DESCRIPTION OF THE TASK =
Show each line that has the string "工会经费收入专用收据" in it.

PROVIDED DATA =
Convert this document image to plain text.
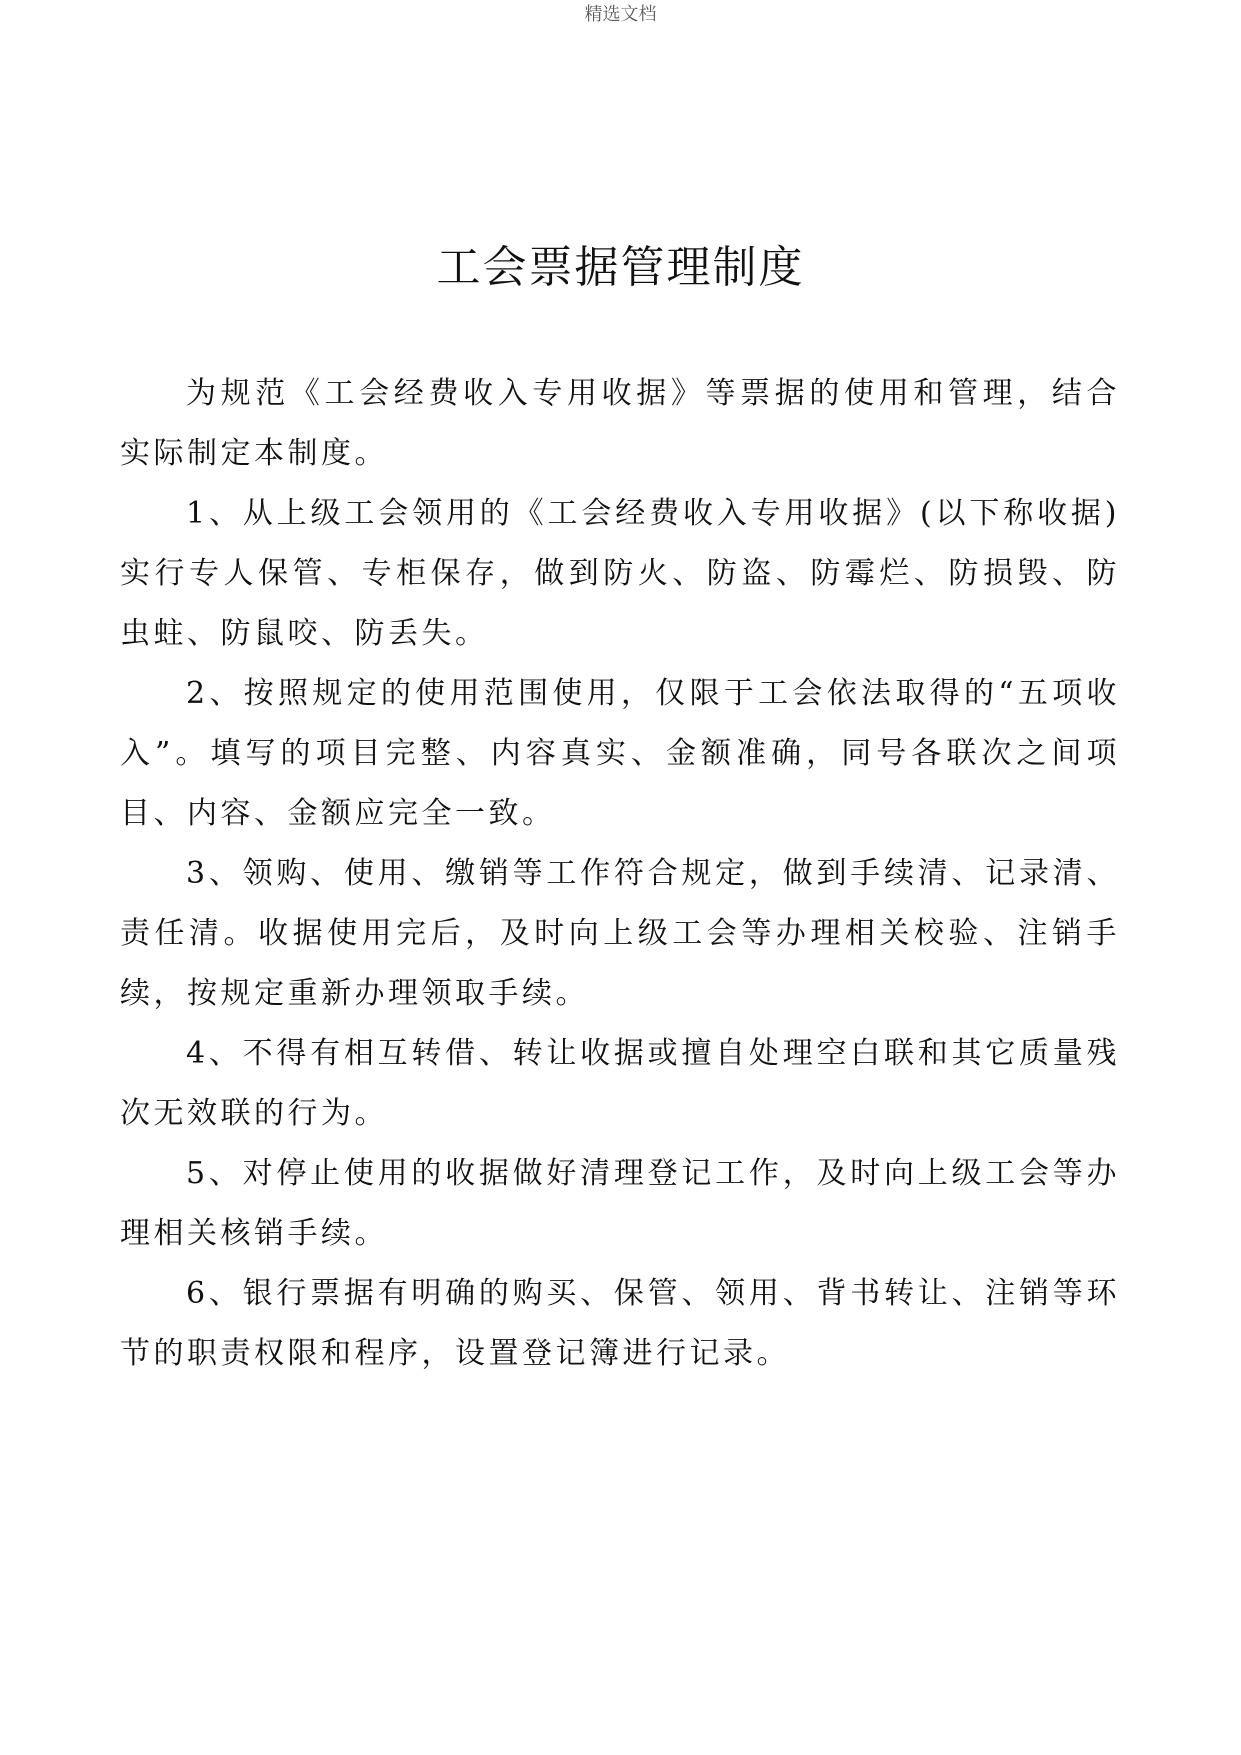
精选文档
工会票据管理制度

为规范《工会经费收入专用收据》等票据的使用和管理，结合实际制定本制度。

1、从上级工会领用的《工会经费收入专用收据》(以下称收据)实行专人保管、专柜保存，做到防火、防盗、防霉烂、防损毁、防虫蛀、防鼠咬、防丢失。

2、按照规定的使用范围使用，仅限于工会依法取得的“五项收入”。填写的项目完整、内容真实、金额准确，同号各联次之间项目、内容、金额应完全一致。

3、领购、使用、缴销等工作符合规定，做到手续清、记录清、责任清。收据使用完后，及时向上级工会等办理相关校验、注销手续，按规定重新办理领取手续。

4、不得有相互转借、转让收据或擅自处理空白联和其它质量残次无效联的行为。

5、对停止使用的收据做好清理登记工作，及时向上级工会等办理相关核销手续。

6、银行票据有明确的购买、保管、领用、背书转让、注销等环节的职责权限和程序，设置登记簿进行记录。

RESPONSE =
为规范《工会经费收入专用收据》等票据的使用和管理，结合实际制定本制度。
1、从上级工会领用的《工会经费收入专用收据》(以下称收据)实行专人保管、专柜保存，做到防火、防盗、防霉烂、防损毁、防虫蛀、防鼠咬、防丢失。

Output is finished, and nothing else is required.